• [Your goal]:
Reproduce word for word everything in the material from the line containing "svg-text:3.51: 3.51 <box>477 87 497 98</box>" down to the line containing "svg-text:73: 73 <box>161 404 172 416</box>".

Visual layout annotation data
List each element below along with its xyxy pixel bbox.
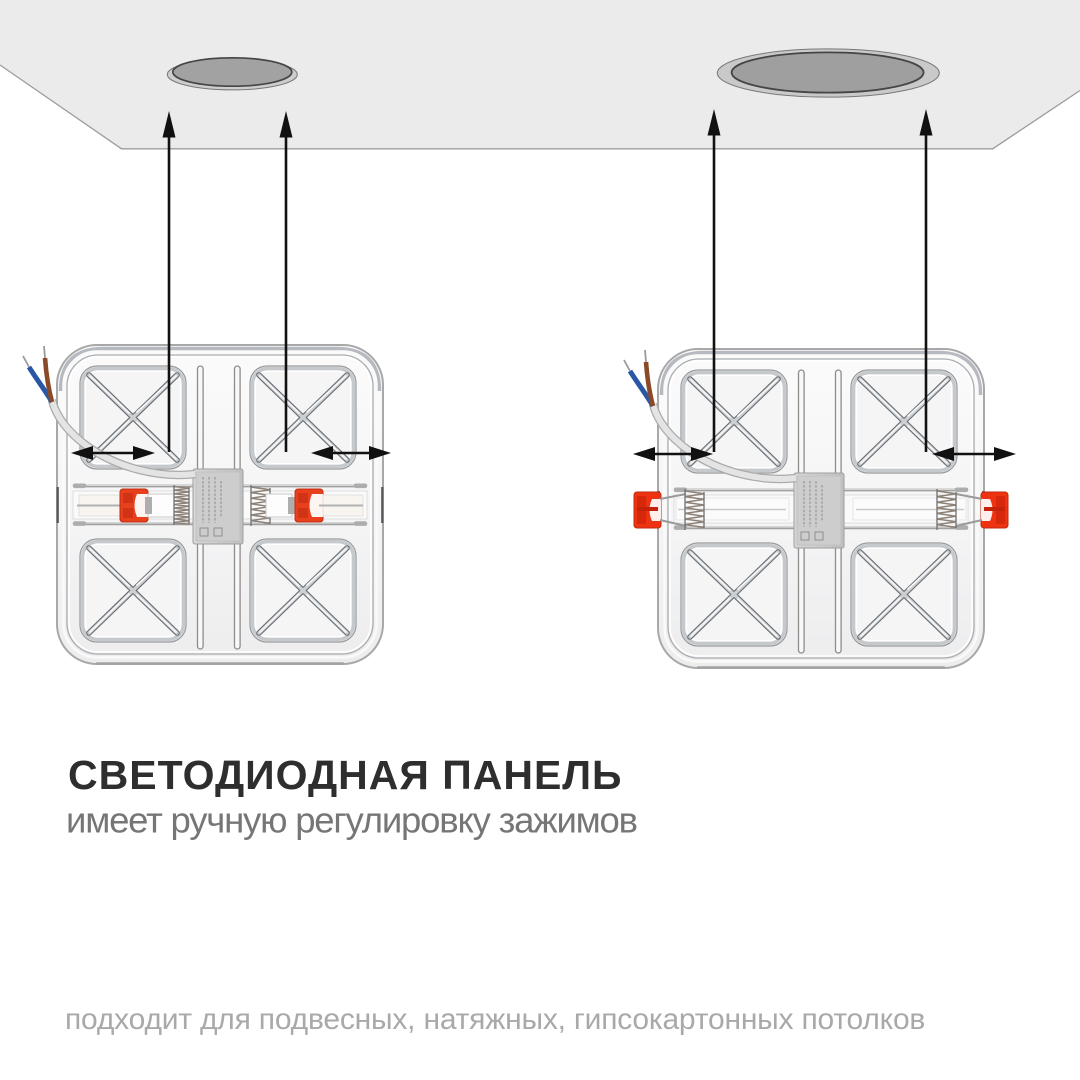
svg-text:подходит для подвесных, натяжн: подходит для подвесных, натяжных, гипсок… [65,1003,925,1036]
svg-text:имеет ручную регулировку зажим: имеет ручную регулировку зажимов [66,800,637,841]
svg-text:СВЕТОДИОДНАЯ ПАНЕЛЬ: СВЕТОДИОДНАЯ ПАНЕЛЬ [68,752,623,798]
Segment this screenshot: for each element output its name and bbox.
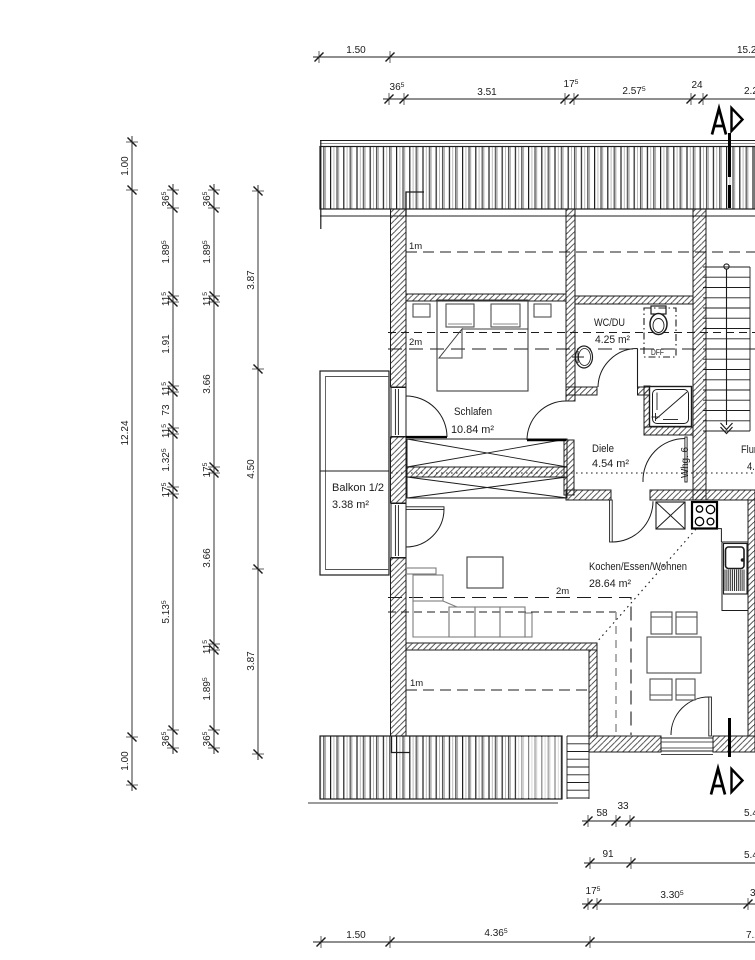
svg-text:3.51: 3.51 <box>477 87 497 98</box>
svg-text:1.91: 1.91 <box>161 334 172 354</box>
svg-text:3.66: 3.66 <box>202 374 213 394</box>
svg-text:1.00: 1.00 <box>120 156 131 176</box>
svg-text:1m: 1m <box>409 241 422 252</box>
svg-text:4.50: 4.50 <box>246 459 257 479</box>
svg-text:10.84 m²: 10.84 m² <box>451 424 494 436</box>
svg-text:Balkon 1/2: Balkon 1/2 <box>332 482 384 494</box>
svg-text:5.4: 5.4 <box>744 850 755 861</box>
svg-text:1m: 1m <box>410 678 423 689</box>
svg-text:3: 3 <box>750 888 755 899</box>
svg-text:5.4: 5.4 <box>744 808 755 819</box>
svg-text:1.00: 1.00 <box>120 751 131 771</box>
svg-text:3.87: 3.87 <box>246 270 257 290</box>
svg-text:2m: 2m <box>409 337 422 348</box>
svg-text:4.25 m²: 4.25 m² <box>595 334 630 346</box>
svg-text:Flur: Flur <box>741 444 755 456</box>
svg-text:91: 91 <box>602 849 614 860</box>
svg-text:Schlafen: Schlafen <box>454 406 492 418</box>
svg-text:3.66: 3.66 <box>202 548 213 568</box>
svg-text:12.24: 12.24 <box>120 420 131 445</box>
svg-text:3.38 m²: 3.38 m² <box>332 499 369 511</box>
svg-text:DFF: DFF <box>651 347 664 357</box>
svg-text:Kochen/Essen/Wohnen: Kochen/Essen/Wohnen <box>589 561 687 573</box>
svg-text:1.50: 1.50 <box>346 930 366 941</box>
svg-text:4.54 m²: 4.54 m² <box>592 458 629 470</box>
svg-text:28.64 m²: 28.64 m² <box>589 578 631 590</box>
svg-text:WC/DU: WC/DU <box>594 317 625 329</box>
svg-text:3.87: 3.87 <box>246 651 257 671</box>
svg-text:73: 73 <box>161 404 172 416</box>
svg-text:Diele: Diele <box>592 443 614 455</box>
svg-text:2.2: 2.2 <box>744 86 755 97</box>
svg-text:15.2: 15.2 <box>737 45 755 56</box>
svg-text:7.2: 7.2 <box>746 930 755 941</box>
svg-text:24: 24 <box>691 80 703 91</box>
svg-text:58: 58 <box>596 808 608 819</box>
svg-text:33: 33 <box>617 801 629 812</box>
svg-text:4.3: 4.3 <box>747 461 755 473</box>
svg-text:1.50: 1.50 <box>346 45 366 56</box>
svg-text:2m: 2m <box>556 586 569 597</box>
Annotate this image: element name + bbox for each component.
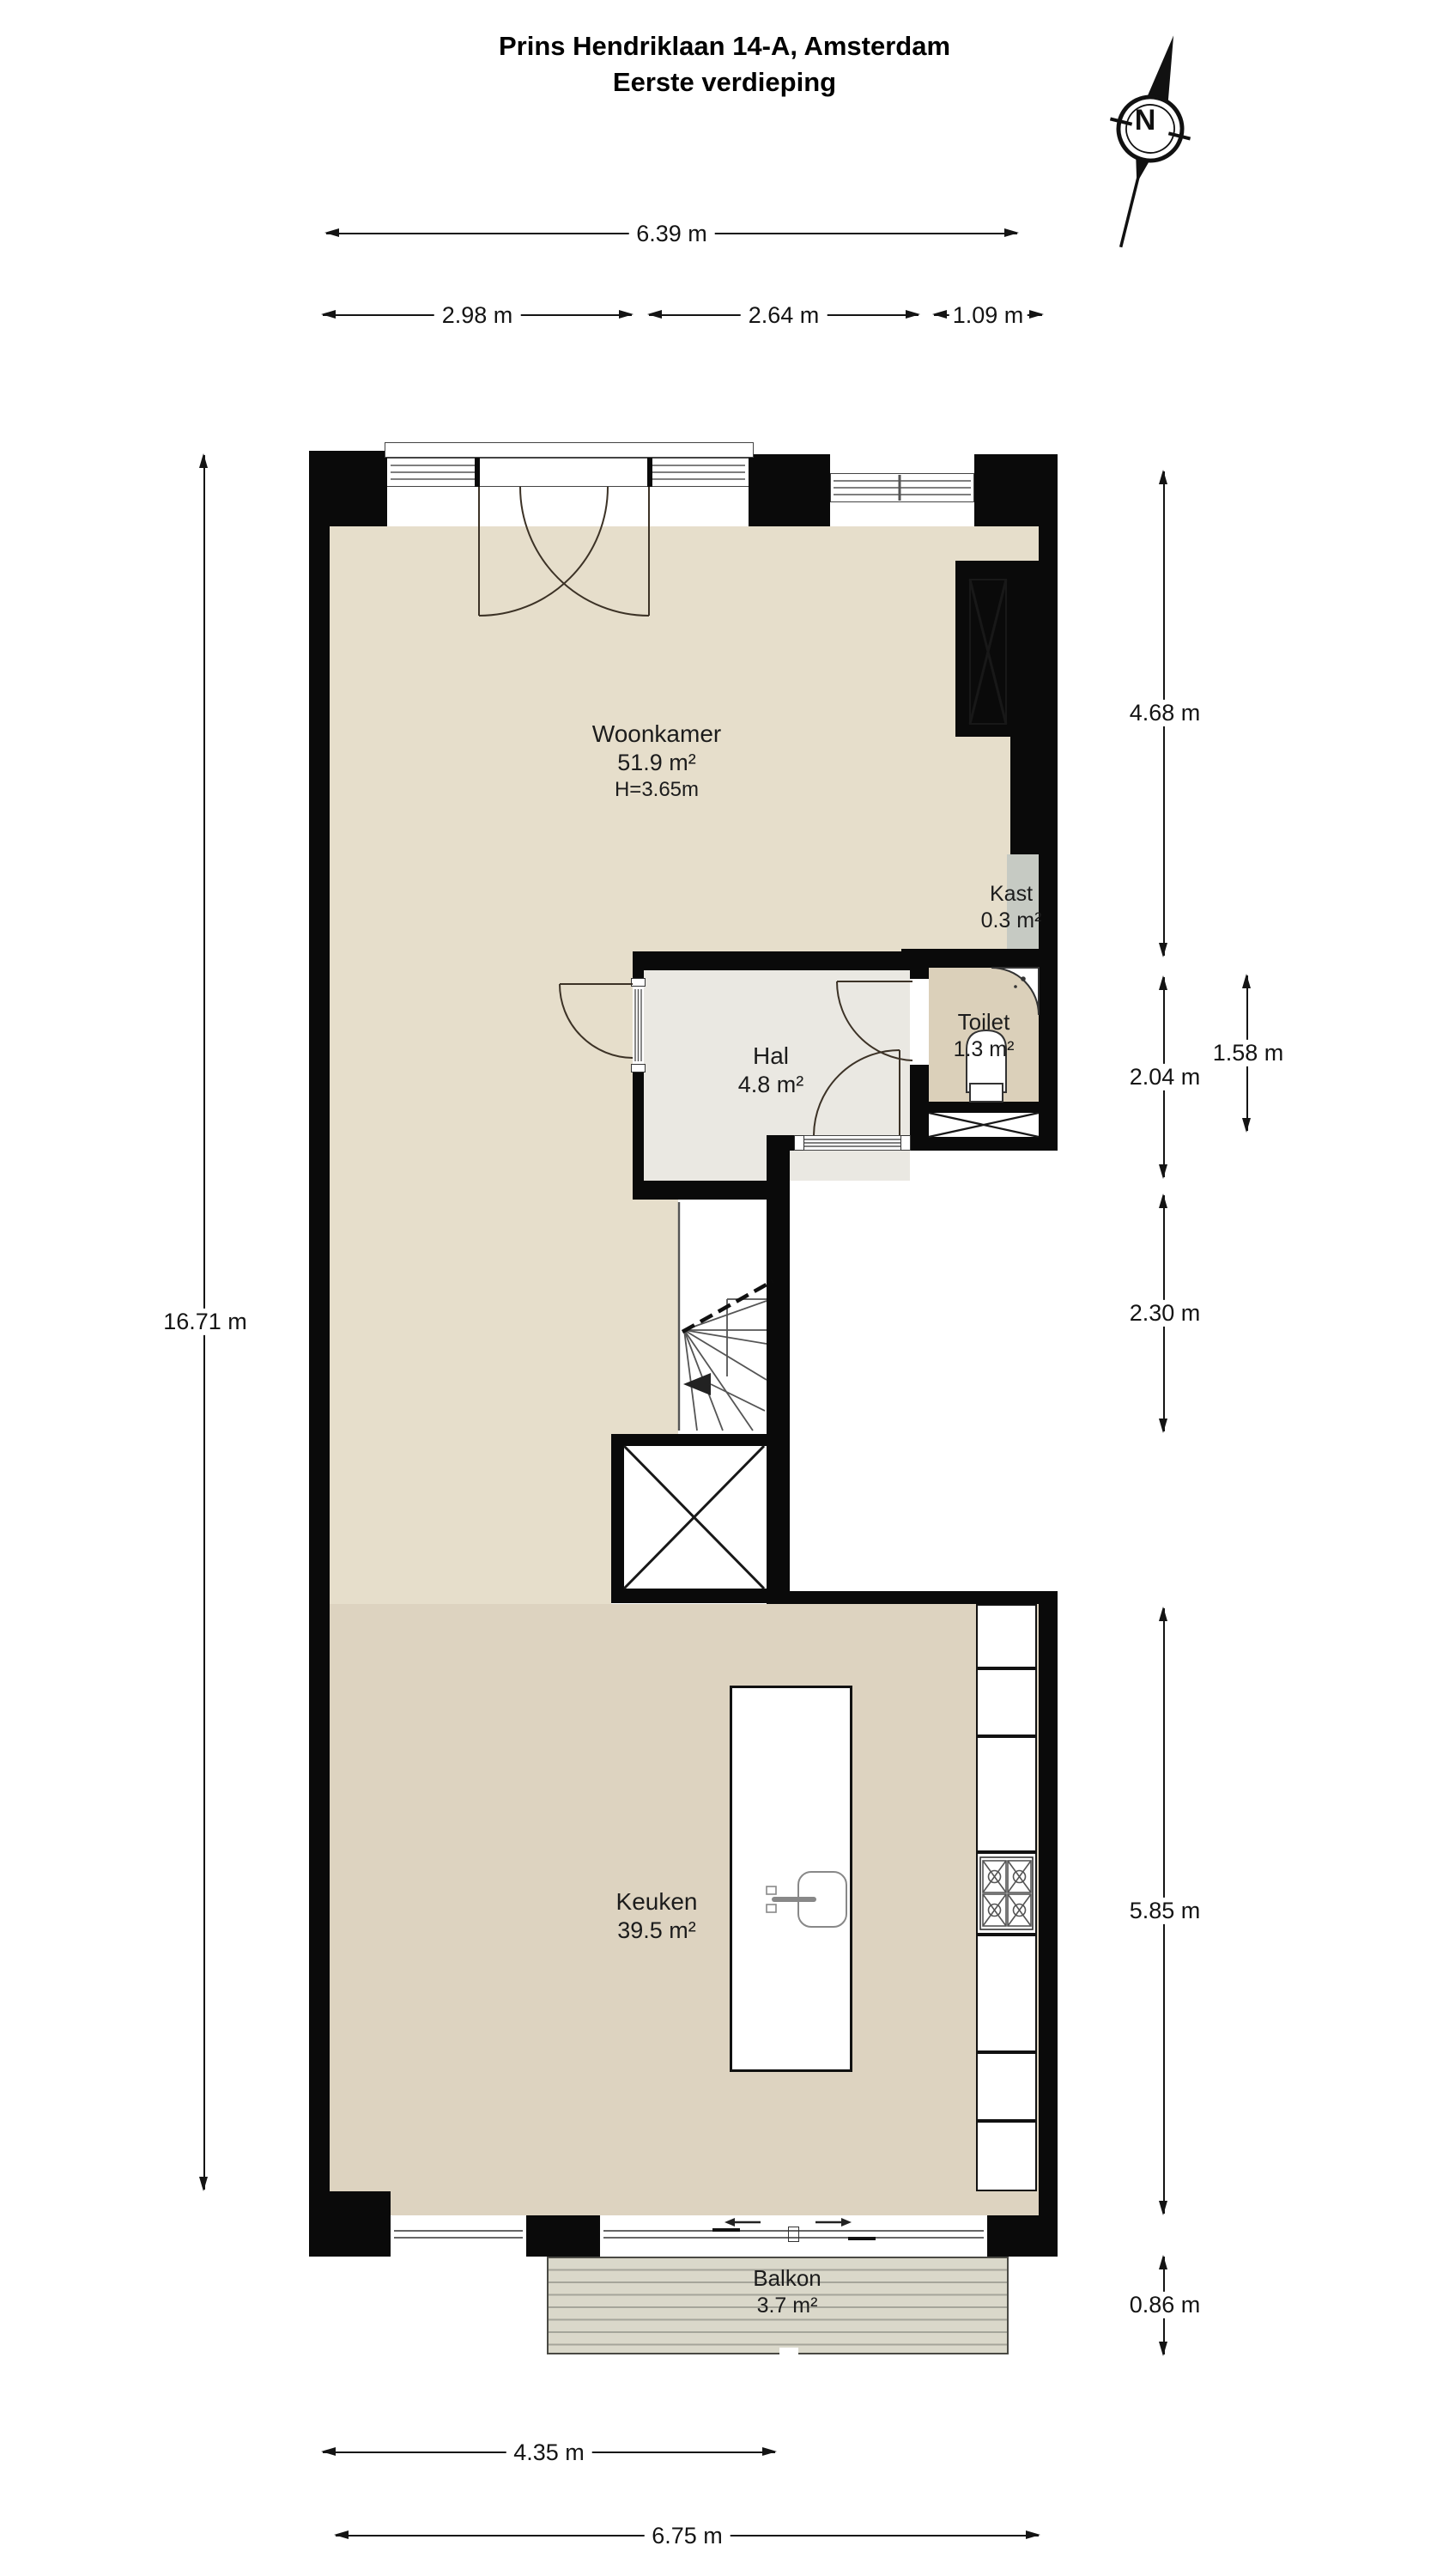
dim-right-balkon-label: 0.86 m [1126, 2292, 1204, 2318]
label-woonkamer: Woonkamer 51.9 m² H=3.65m [549, 720, 764, 802]
dim-top-right: 1.09 m [934, 314, 1042, 316]
dim-top-right-label: 1.09 m [949, 302, 1028, 329]
dim-right-stairs: 2.30 m [1163, 1195, 1165, 1431]
wall-right-kitchen [1039, 1591, 1058, 2257]
wall-bottom-right-block [987, 2215, 1058, 2257]
wall-bottom-mid-block [526, 2215, 600, 2257]
wall-stairs-right [767, 1148, 790, 1604]
floor-woonkamer-left-strip [330, 951, 678, 1434]
label-kast: Kast 0.3 m² [947, 881, 1076, 933]
glass-door-cap-bottom [631, 1064, 646, 1072]
dim-right-stairs-label: 2.30 m [1122, 1299, 1209, 1326]
kitchen-island [730, 1686, 852, 2072]
wall-toilet-left-a [910, 968, 929, 979]
window-hal-south [801, 1135, 904, 1151]
dim-top-total: 6.39 m [326, 233, 1017, 234]
wall-flue-block [955, 561, 1058, 737]
dim-bottom-total: 6.75 m [336, 2535, 1039, 2537]
dim-right-livingroom: 4.68 m [1163, 471, 1165, 956]
balkon-fence-gap [779, 2348, 798, 2356]
wall-hal-top [633, 951, 916, 970]
plan-title-line1: Prins Hendriklaan 14-A, Amsterdam [0, 31, 1449, 62]
label-toilet: Toilet 1.3 m² [919, 1009, 1048, 1062]
window-post-right [647, 458, 652, 487]
dim-bottom-inner: 4.35 m [323, 2451, 775, 2453]
wall-toilet-top [901, 949, 1058, 968]
wall-pier-top-left [309, 451, 387, 526]
dim-right-livingroom-label: 4.68 m [1122, 700, 1209, 726]
window-band-top-left [387, 458, 749, 487]
plan-title-line2: Eerste verdieping [0, 67, 1449, 98]
label-toilet-area: 1.3 m² [919, 1036, 1048, 1063]
french-balcony-threshold [385, 442, 754, 458]
dim-bottom-total-label: 6.75 m [644, 2523, 731, 2549]
sliding-door-center-break [788, 2227, 799, 2242]
wall-stairs-bottom [611, 1434, 767, 1446]
label-keuken-name: Keuken [549, 1887, 764, 1917]
wall-bottom-left-block [309, 2191, 391, 2257]
glass-door-hal-strip [633, 986, 644, 1065]
label-hal: Hal 4.8 m² [685, 1042, 857, 1099]
shaft-under-stairs [624, 1446, 764, 1589]
dim-right-toilet-label: 1.58 m [1205, 1039, 1292, 1066]
window-hal-south-cap-right [900, 1135, 911, 1151]
shaft-under-toilet [929, 1113, 1039, 1137]
label-hal-name: Hal [685, 1042, 857, 1071]
floorplan-page: Prins Hendriklaan 14-A, Amsterdam Eerste… [0, 0, 1449, 2576]
floor-passage [330, 1434, 611, 1604]
label-woonkamer-name: Woonkamer [549, 720, 764, 749]
label-hal-area: 4.8 m² [685, 1071, 857, 1099]
dim-right-hal-label: 2.04 m [1122, 1063, 1209, 1090]
glass-door-cap-top [631, 978, 646, 987]
stairwell [681, 1200, 767, 1434]
label-woonkamer-height: H=3.65m [549, 777, 764, 802]
label-keuken-area: 39.5 m² [549, 1917, 764, 1945]
wall-left [309, 451, 330, 2257]
wall-toilet-shaft-bottom [910, 1137, 1058, 1151]
kitchen-stove-box [976, 1852, 1037, 1935]
window-band-top-right [830, 473, 974, 502]
dim-left-total: 16.71 m [203, 455, 205, 2190]
compass-north-icon: N [1056, 26, 1245, 283]
label-balkon-name: Balkon [680, 2265, 894, 2293]
dim-top-mid: 2.64 m [649, 314, 919, 316]
wall-pier-top-middle [749, 454, 830, 526]
dim-right-kitchen-label: 5.85 m [1122, 1897, 1209, 1923]
dim-left-total-label: 16.71 m [155, 1309, 255, 1335]
wall-shaft-left [611, 1446, 624, 1603]
label-kast-area: 0.3 m² [947, 908, 1076, 934]
label-balkon: Balkon 3.7 m² [680, 2265, 894, 2318]
dim-right-toilet: 1.58 m [1246, 975, 1248, 1131]
label-woonkamer-area: 51.9 m² [549, 749, 764, 777]
dim-right-hal: 2.04 m [1163, 977, 1165, 1177]
window-bottom-left [391, 2215, 526, 2257]
dim-right-kitchen: 5.85 m [1163, 1608, 1165, 2214]
wall-pier-right-mid [1010, 737, 1058, 854]
window-hal-south-cap-left [794, 1135, 804, 1151]
label-keuken: Keuken 39.5 m² [549, 1887, 764, 1945]
kitchen-cabinet-6 [976, 2121, 1037, 2191]
kitchen-cabinet-5 [976, 2052, 1037, 2121]
wall-hal-left-b [633, 1065, 644, 1181]
dim-top-total-label: 6.39 m [628, 221, 715, 247]
wall-shaft-bottom [611, 1589, 790, 1603]
wall-hal-bottom [633, 1181, 777, 1200]
dim-top-left: 2.98 m [323, 314, 632, 316]
wall-toilet-bottom [929, 1102, 1058, 1113]
dim-bottom-inner-label: 4.35 m [506, 2439, 592, 2466]
dim-top-left-label: 2.98 m [434, 302, 521, 329]
kitchen-cabinet-1 [976, 1604, 1037, 1668]
label-balkon-area: 3.7 m² [680, 2293, 894, 2319]
dim-right-balkon: 0.86 m [1163, 2257, 1165, 2354]
label-toilet-name: Toilet [919, 1009, 1048, 1036]
window-post-left [475, 458, 480, 487]
kitchen-cabinet-4 [976, 1935, 1037, 2052]
kitchen-cabinet-2 [976, 1668, 1037, 1736]
label-kast-name: Kast [947, 881, 1076, 908]
kitchen-cabinet-3 [976, 1736, 1037, 1852]
compass-label: N [1135, 104, 1156, 137]
wall-kitchen-top [767, 1591, 1058, 1604]
dim-top-mid-label: 2.64 m [741, 302, 828, 329]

• [In response]:
svg-text:3.51: 3.51 <box>477 87 497 98</box>
svg-text:1.91: 1.91 <box>161 334 172 354</box>
svg-text:3.66: 3.66 <box>202 374 213 394</box>
svg-text:1.00: 1.00 <box>120 156 131 176</box>
svg-text:1m: 1m <box>409 241 422 252</box>
svg-text:4.50: 4.50 <box>246 459 257 479</box>
svg-text:10.84 m²: 10.84 m² <box>451 424 494 436</box>
svg-text:Balkon 1/2: Balkon 1/2 <box>332 482 384 494</box>
svg-text:5.4: 5.4 <box>744 850 755 861</box>
svg-text:1m: 1m <box>410 678 423 689</box>
svg-text:3: 3 <box>750 888 755 899</box>
svg-text:5.4: 5.4 <box>744 808 755 819</box>
svg-text:1.00: 1.00 <box>120 751 131 771</box>
svg-text:3.87: 3.87 <box>246 270 257 290</box>
svg-text:2m: 2m <box>409 337 422 348</box>
svg-text:4.25 m²: 4.25 m² <box>595 334 630 346</box>
svg-text:Flur: Flur <box>741 444 755 456</box>
svg-text:91: 91 <box>602 849 614 860</box>
svg-text:Schlafen: Schlafen <box>454 406 492 418</box>
svg-text:3.66: 3.66 <box>202 548 213 568</box>
svg-text:12.24: 12.24 <box>120 420 131 445</box>
svg-text:3.38 m²: 3.38 m² <box>332 499 369 511</box>
svg-text:DFF: DFF <box>651 347 664 357</box>
svg-text:Kochen/Essen/Wohnen: Kochen/Essen/Wohnen <box>589 561 687 573</box>
svg-text:1.50: 1.50 <box>346 930 366 941</box>
svg-text:4.54 m²: 4.54 m² <box>592 458 629 470</box>
svg-text:28.64 m²: 28.64 m² <box>589 578 631 590</box>
svg-text:WC/DU: WC/DU <box>594 317 625 329</box>
svg-text:3.87: 3.87 <box>246 651 257 671</box>
svg-text:73: 73 <box>161 404 172 416</box>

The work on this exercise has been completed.